-- Begin PROVIDED ENTRIES --

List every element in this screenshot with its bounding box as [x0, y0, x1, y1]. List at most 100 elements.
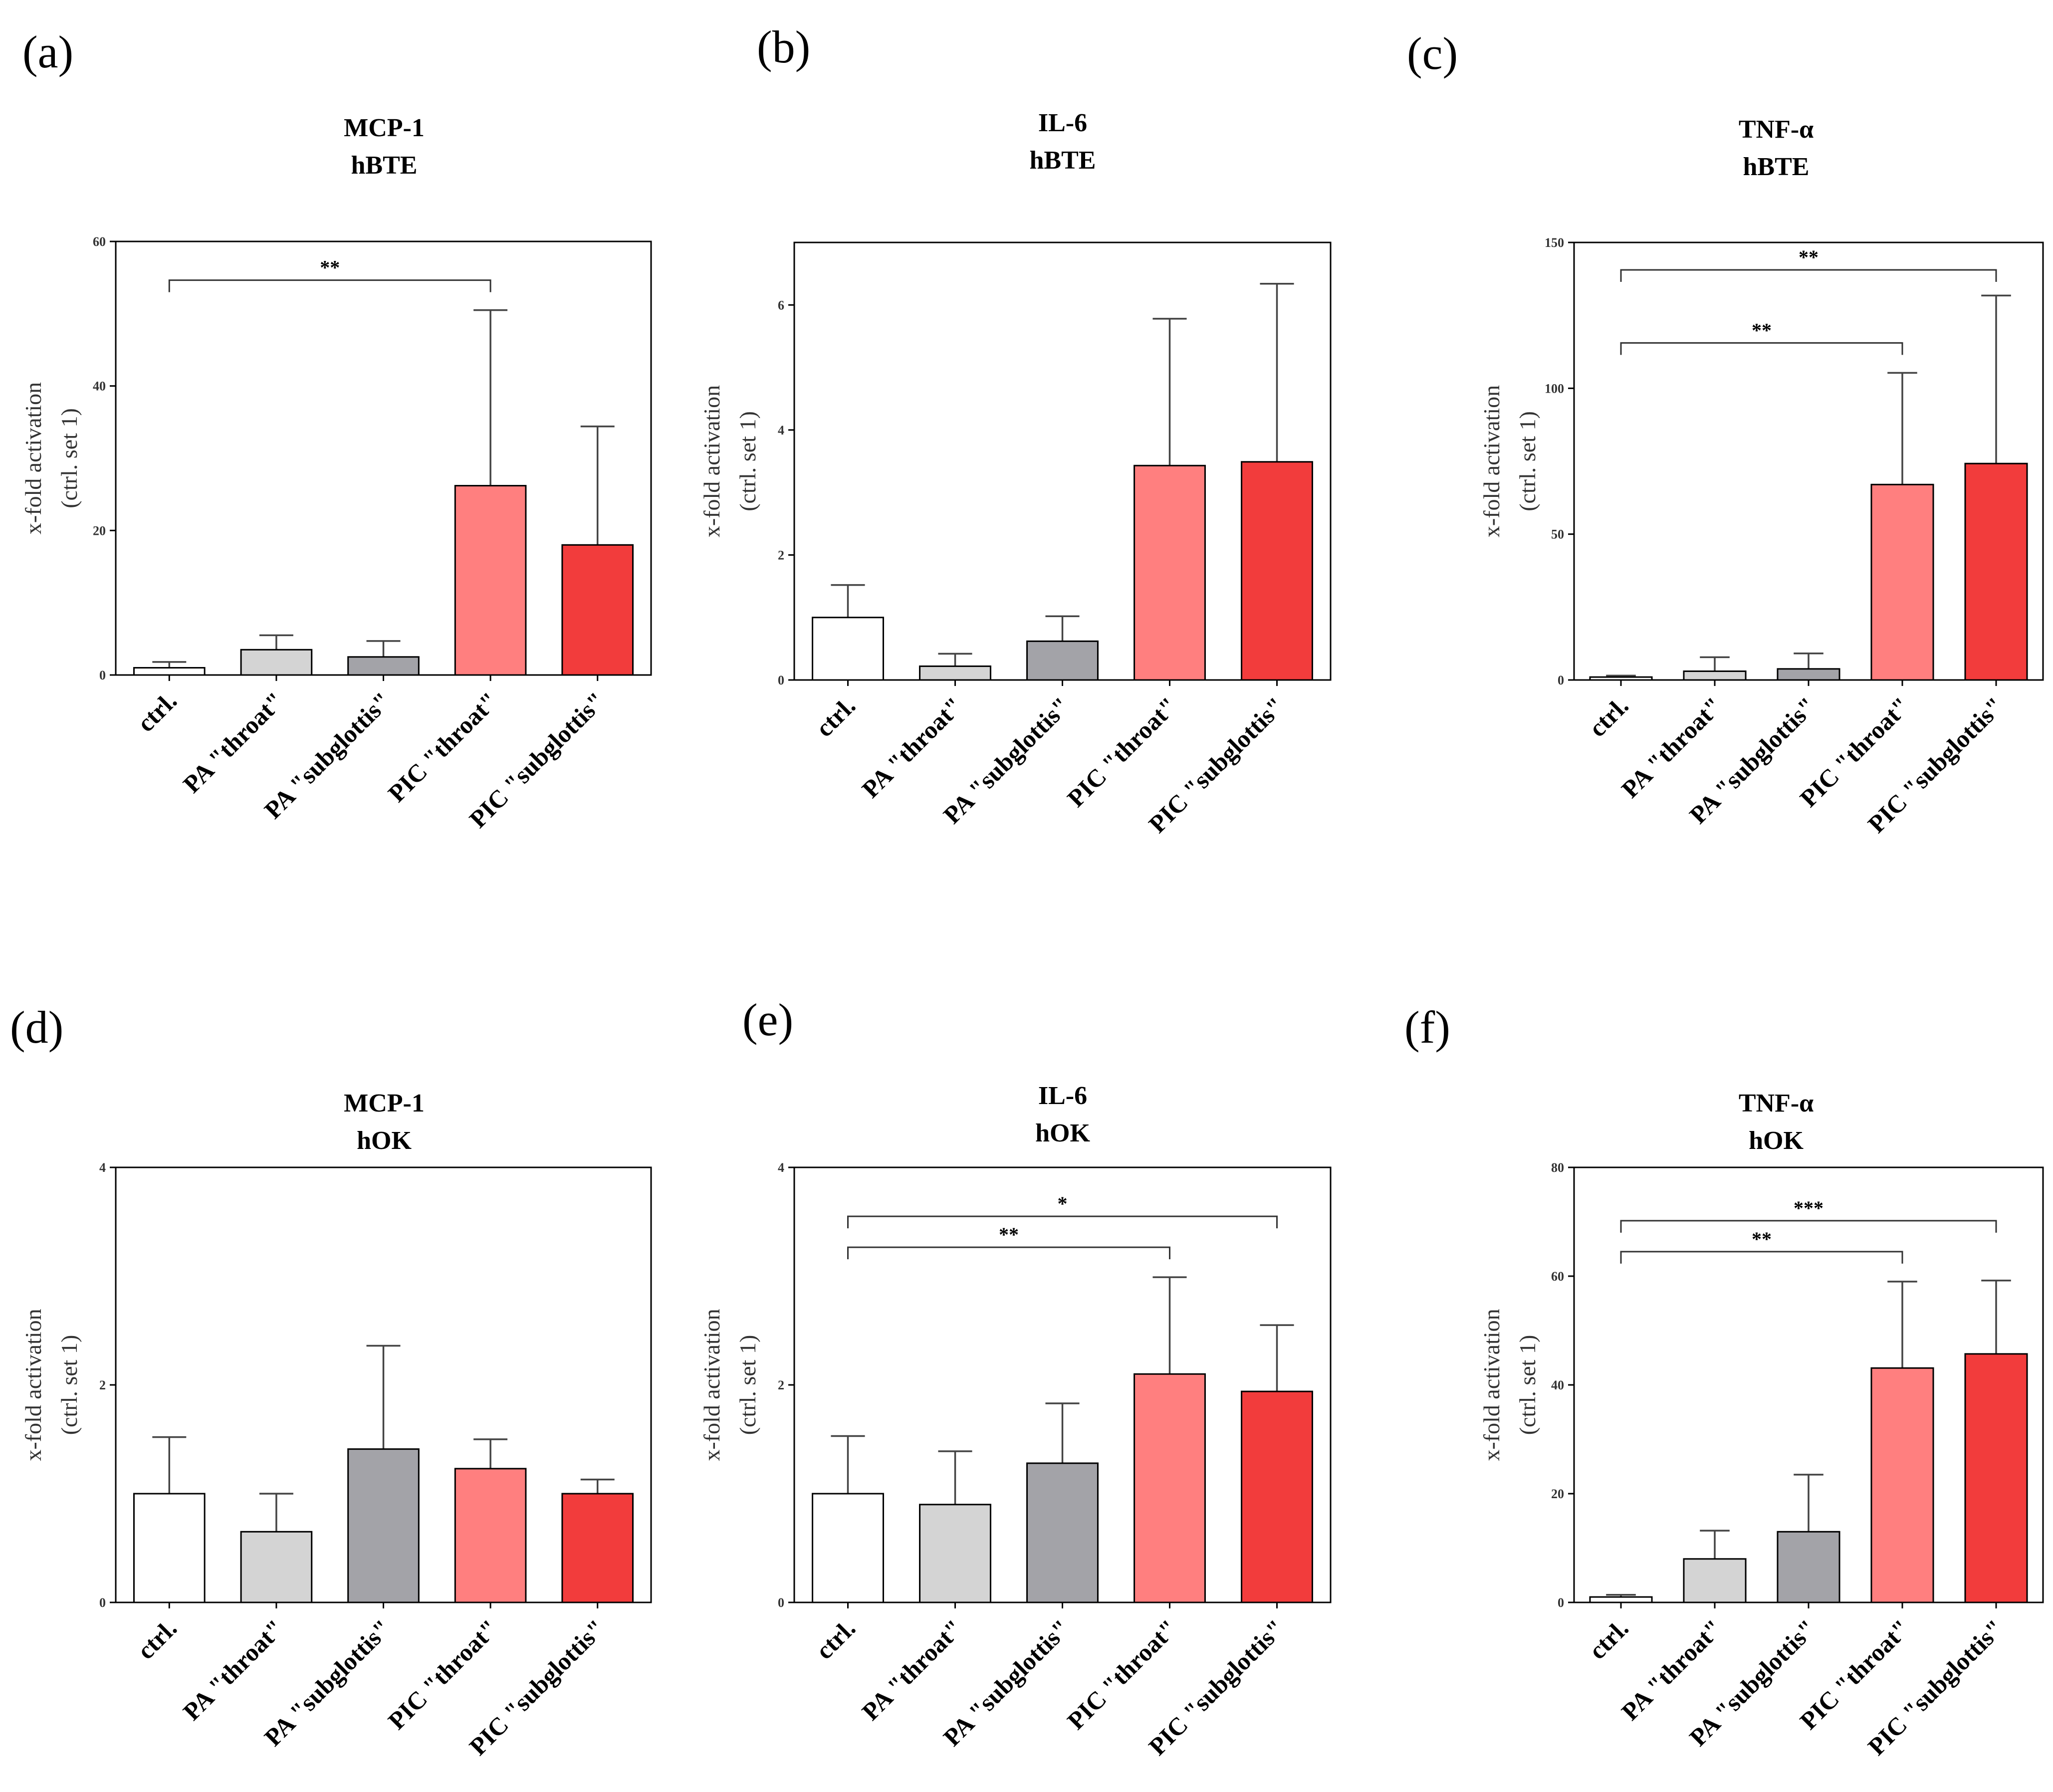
chart-subtitle: hOK [357, 1126, 412, 1155]
significance-bracket [847, 1246, 1170, 1260]
chart-title: TNF-α [1739, 1089, 1814, 1118]
panel-b: (b) IL-6 hBTE x-fold activation (ctrl. set 1… [699, 21, 1332, 838]
chart-subtitle: hOK [1749, 1126, 1804, 1155]
bar [133, 667, 206, 676]
panel-a: (a) MCP-1 hBTE x-fold activation (ctrl. set … [20, 26, 652, 833]
bar [1870, 483, 1934, 681]
significance-label: * [1058, 1192, 1068, 1215]
y-tick-label: 20 [93, 523, 106, 538]
chart-subtitle: hBTE [1743, 153, 1810, 181]
panel-d: (d) MCP-1 hOK x-fold activation (ctrl. set 1… [10, 1002, 652, 1761]
bar [919, 1504, 991, 1603]
y-tick-label: 4 [99, 1160, 106, 1175]
bar [1026, 640, 1099, 681]
chart-title: IL-6 [1038, 1082, 1087, 1110]
x-tick-label: ctrl. [810, 691, 861, 742]
bar [1589, 676, 1653, 681]
y-tick-label: 2 [778, 548, 784, 562]
y-tick-label: 0 [778, 673, 784, 687]
y-tick-label: 80 [1551, 1160, 1564, 1175]
y-tick-label: 2 [99, 1378, 106, 1392]
bar [240, 1531, 313, 1603]
panel-label: (e) [742, 994, 793, 1045]
x-tick-label: ctrl. [1583, 691, 1633, 742]
bar [1683, 1558, 1747, 1603]
chart-subtitle: hBTE [1030, 146, 1096, 175]
bar [1589, 1596, 1653, 1603]
bar [454, 1468, 527, 1603]
x-tick-label: PIC "throat" [1062, 691, 1182, 812]
significance-label: ** [320, 256, 340, 279]
significance-label: ** [1799, 246, 1819, 268]
bar [1241, 461, 1313, 681]
y-tick-label: 0 [1558, 1595, 1564, 1610]
y-tick-label: 150 [1545, 235, 1564, 250]
y-axis-label: x-fold activation [1479, 1309, 1504, 1461]
y-axis-label-unit: (ctrl. set 1) [56, 408, 82, 508]
bar [1777, 668, 1840, 681]
y-tick-label: 40 [1551, 1378, 1564, 1392]
panel-label: (c) [1407, 28, 1458, 79]
y-tick-label: 4 [778, 423, 784, 438]
x-tick-label: PIC "throat" [383, 1614, 503, 1735]
x-tick-label: PA "throat" [856, 1614, 968, 1726]
bar [812, 1493, 884, 1603]
bar [919, 665, 991, 681]
significance-label: ** [1752, 1228, 1772, 1250]
y-tick-label: 100 [1545, 381, 1564, 396]
y-tick-label: 60 [93, 234, 106, 249]
bar [1870, 1367, 1934, 1603]
panel-label: (a) [22, 26, 73, 77]
y-axis-label: x-fold activation [20, 1309, 46, 1461]
bar [1964, 1353, 2028, 1603]
significance-bracket [847, 1215, 1278, 1229]
y-tick-label: 20 [1551, 1487, 1564, 1501]
x-tick-label: ctrl. [132, 1614, 182, 1664]
significance-label: *** [1794, 1197, 1824, 1219]
bar [240, 649, 313, 676]
bar [347, 656, 420, 676]
y-axis-label-unit: (ctrl. set 1) [1515, 1335, 1540, 1435]
y-tick-label: 4 [778, 1160, 784, 1175]
panel-label: (b) [757, 21, 810, 72]
bar [347, 1448, 420, 1603]
bar [1241, 1390, 1313, 1603]
significance-bracket [168, 279, 491, 292]
y-tick-label: 50 [1551, 527, 1564, 542]
bar [1683, 670, 1747, 681]
bar [1134, 464, 1206, 681]
bar [1777, 1531, 1840, 1603]
significance-label: ** [999, 1223, 1019, 1246]
x-tick-label: PA "throat" [856, 691, 968, 803]
y-axis-label: x-fold activation [699, 385, 724, 537]
y-tick-label: 40 [93, 379, 106, 394]
x-tick-label: ctrl. [132, 686, 182, 737]
panel-label: (f) [1404, 1002, 1450, 1053]
y-tick-label: 0 [1558, 673, 1564, 687]
bar [454, 485, 527, 676]
chart-subtitle: hOK [1035, 1119, 1090, 1147]
x-tick-label: PA "throat" [178, 686, 289, 798]
chart-title: MCP-1 [344, 1089, 425, 1118]
chart-title: MCP-1 [344, 114, 425, 142]
x-tick-label: ctrl. [810, 1614, 861, 1664]
y-axis-label: x-fold activation [1479, 385, 1504, 537]
chart-title: TNF-α [1739, 115, 1814, 144]
y-tick-label: 0 [99, 1595, 106, 1610]
y-axis-label-unit: (ctrl. set 1) [1515, 411, 1540, 511]
y-axis-label-unit: (ctrl. set 1) [735, 411, 760, 511]
significance-label: ** [1752, 319, 1772, 341]
significance-bracket [1620, 1251, 1903, 1264]
x-tick-label: PIC "throat" [383, 686, 503, 807]
y-axis-label-unit: (ctrl. set 1) [56, 1335, 82, 1435]
bar [133, 1493, 206, 1603]
significance-bracket [1620, 269, 1997, 282]
bar [812, 617, 884, 681]
chart-subtitle: hBTE [351, 151, 418, 180]
significance-bracket [1620, 342, 1903, 355]
bar [1134, 1373, 1206, 1603]
y-tick-label: 60 [1551, 1269, 1564, 1284]
y-tick-label: 0 [778, 1595, 784, 1610]
bar [1964, 462, 2028, 681]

-- End PROVIDED ENTRIES --

▶ [DIRECTIVE]: Return, unchanged, the data lines running from the one containing "chart-subtitle: hOK [357, 1126, 412, 1155]" through the one containing "bar [1964, 1353, 2028, 1603]", with both of those lines included.

▶ [SOLUTION FOR THIS TASK]:
chart-subtitle: hOK [357, 1126, 412, 1155]
significance-bracket [847, 1246, 1170, 1260]
chart-title: TNF-α [1739, 1089, 1814, 1118]
panel-b: (b) IL-6 hBTE x-fold activation (ctrl. set 1… [699, 21, 1332, 838]
chart-subtitle: hOK [1749, 1126, 1804, 1155]
bar [133, 667, 206, 676]
panel-a: (a) MCP-1 hBTE x-fold activation (ctrl. set … [20, 26, 652, 833]
bar [1870, 483, 1934, 681]
significance-label: * [1058, 1192, 1068, 1215]
y-tick-label: 20 [93, 523, 106, 538]
chart-subtitle: hBTE [1743, 153, 1810, 181]
panel-d: (d) MCP-1 hOK x-fold activation (ctrl. set 1… [10, 1002, 652, 1761]
bar [919, 1504, 991, 1603]
y-tick-label: 4 [99, 1160, 106, 1175]
bar [1026, 640, 1099, 681]
chart-title: IL-6 [1038, 1082, 1087, 1110]
x-tick-label: ctrl. [810, 691, 861, 742]
bar [1589, 676, 1653, 681]
y-tick-label: 2 [778, 548, 784, 562]
y-tick-label: 0 [778, 673, 784, 687]
y-tick-label: 80 [1551, 1160, 1564, 1175]
y-tick-label: 2 [99, 1378, 106, 1392]
bar [240, 1531, 313, 1603]
panel-label: (e) [742, 994, 793, 1045]
x-tick-label: ctrl. [1583, 691, 1633, 742]
bar [1683, 1558, 1747, 1603]
chart-subtitle: hBTE [1030, 146, 1096, 175]
bar [1589, 1596, 1653, 1603]
bar [454, 1468, 527, 1603]
x-tick-label: PIC "throat" [1062, 691, 1182, 812]
significance-label: ** [320, 256, 340, 279]
significance-label: ** [1799, 246, 1819, 268]
bar [1241, 461, 1313, 681]
y-tick-label: 0 [1558, 1595, 1564, 1610]
y-tick-label: 150 [1545, 235, 1564, 250]
y-axis-label: x-fold activation [1479, 1309, 1504, 1461]
y-axis-label-unit: (ctrl. set 1) [56, 408, 82, 508]
bar [1777, 668, 1840, 681]
y-tick-label: 40 [1551, 1378, 1564, 1392]
panel-label: (c) [1407, 28, 1458, 79]
y-tick-label: 4 [778, 423, 784, 438]
x-tick-label: PIC "throat" [383, 1614, 503, 1735]
x-tick-label: PA "throat" [856, 1614, 968, 1726]
bar [812, 1493, 884, 1603]
bar [919, 665, 991, 681]
significance-label: ** [1752, 1228, 1772, 1250]
y-tick-label: 100 [1545, 381, 1564, 396]
y-tick-label: 60 [93, 234, 106, 249]
bar [1870, 1367, 1934, 1603]
panel-label: (a) [22, 26, 73, 77]
y-axis-label: x-fold activation [20, 1309, 46, 1461]
bar [1964, 1353, 2028, 1603]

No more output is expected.